SOURCE RECORDS:
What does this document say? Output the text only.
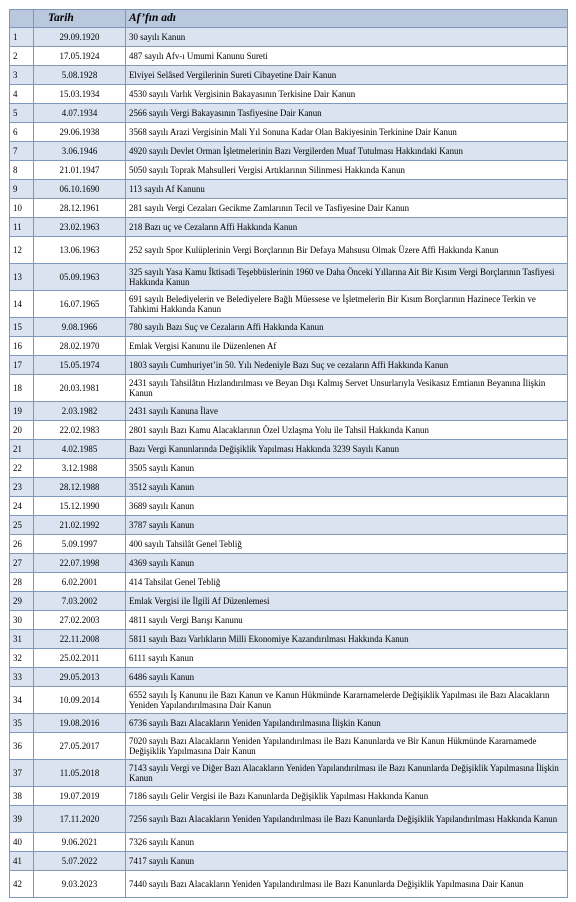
	Tarih	Af’fın adı
1	29.09.1920	30 sayılı Kanun
2	17.05.1924	487 sayılı Afv-ı Umumi Kanunu Sureti
3	5.08.1928	Elviyei Selâsed Vergilerinin Sureti Cibayetine Dair Kanun
4	15.03.1934	4530 sayılı Varlık Vergisinin Bakayasının Terkisine Dair Kanun
5	4.07.1934	2566 sayılı Vergi Bakayasının Tasfiyesine Dair Kanun
6	29.06.1938	3568 sayılı Arazi Vergisinin Mali Yıl Sonuna Kadar Olan Bakiyesinin Terkinine Dair Kanun
7	3.06.1946	4920 sayılı Devlet Orman İşletmelerinin Bazı Vergilerden Muaf Tutulması Hakkındaki Kanun
8	21.01.1947	5050 sayılı Toprak Mahsulleri Vergisi Artıklarının Silinmesi Hakkında Kanun
9	06.10.1690	113 sayılı Af Kanunu
10	28.12.1961	281 sayılı Vergi Cezaları Gecikme Zamlarının Tecil ve Tasfiyesine Dair Kanun
11	23.02.1963	218 Bazı uç ve Cezaların Affi Hakkında Kanun
12	13.06.1963	252 sayılı Spor Kulüplerinin Vergi Borçlarının Bir Defaya Mahsusu Olmak Üzere Affi Hakkında Kanun
13	05.09.1963	325 sayılı Yasa Kamu İktisadi Teşebbüslerinin 1960 ve Daha Önceki Yıllarına Ait Bir Kısım Vergi Borçlarının Tasfiyesi Hakkında Kanun
14	16.07.1965	691 sayılı Belediyelerin ve Belediyelere Bağlı Müessese ve İşletmelerin Bir Kısım Borçlarının Hazinece Terkin ve Tahkimi Hakkında Kanun
15	9.08.1966	780 sayılı Bazı Suç ve Cezaların Affi Hakkında Kanun
16	28.02.1970	Emlak Vergisi Kanunu ile Düzenlenen Af
17	15.05.1974	1803 sayılı Cumhuriyet’in 50. Yılı Nedeniyle Bazı Suç ve cezaların Affi Hakkında Kanun
18	20.03.1981	2431 sayılı Tahsilâtın Hızlandırılması ve Beyan Dışı Kalmış Servet Unsurlarıyla Vesikasız Emtianın Beyanına İlişkin Kanun
19	2.03.1982	2431 sayılı Kanuna İlave
20	22.02.1983	2801 sayılı Bazı Kamu Alacaklarının Özel Uzlaşma Yolu ile Tahsil Hakkında Kanun
21	4.02.1985	Bazı Vergi Kanunlarında Değişiklik Yapılması Hakkında 3239 Sayılı Kanun
22	3.12.1988	3505 sayılı Kanun
23	28.12.1988	3512 sayılı Kanun
24	15.12.1990	3689 sayılı Kanun
25	21.02.1992	3787 sayılı Kanun
26	5.09.1997	400 sayılı Tahsilât Genel Tebliğ
27	22.07.1998	4369 sayılı Kanun
28	6.02.2001	414 Tahsilat Genel Tebliğ
29	7.03.2002	Emlak Vergisi ile İlgili Af Düzenlemesi
30	27.02.2003	4811 sayılı Vergi Barışı Kanunu
31	22.11.2008	5811 sayılı Bazı Varlıkların Milli Ekonomiye Kazandırılması Hakkında Kanun
32	25.02.2011	6111 sayılı Kanun
33	29.05.2013	6486 sayılı Kanun
34	10.09.2014	6552 sayılı İş Kanunu ile Bazı Kanun ve Kanun Hükmünde Kararnamelerde Değişiklik Yapılması ile Bazı Alacakların Yeniden Yapılandırılmasına Dair Kanun
35	19.08.2016	6736 sayılı Bazı Alacakların Yeniden Yapılandırılmasına İlişkin Kanun
36	27.05.2017	7020 sayılı Bazı Alacakların Yeniden Yapılandırılması ile Bazı Kanunlarda ve Bir Kanun Hükmünde Kararnamede Değişiklik Yapılmasına Dair Kanun
37	11.05.2018	7143 sayılı Vergi ve Diğer Bazı Alacakların Yeniden Yapılandırılması ile Bazı Kanunlarda Değişiklik Yapılmasına İlişkin Kanun
38	19.07.2019	7186 sayılı Gelir Vergisi ile Bazı Kanunlarda Değişiklik Yapılması Hakkında Kanun
39	17.11.2020	7256 sayılı Bazı Alacakların Yeniden Yapılandırılması ile Bazı Kanunlarda Değişiklik Yapılandırılması Hakkında Kanun
40	9.06.2021	7326 sayılı Kanun
41	5.07.2022	7417 sayılı Kanun
42	9.03.2023	7440 sayılı Bazı Alacakların Yeniden Yapılandırılması ile Bazı Kanunlarda Değişiklik Yapılmasına Dair Kanun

DO THIS: Where a line contains "Tebliğ", copy that line.

EXERCISE RESULT:
26	5.09.1997	400 sayılı Tahsilât Genel Tebliğ
28	6.02.2001	414 Tahsilat Genel Tebliğ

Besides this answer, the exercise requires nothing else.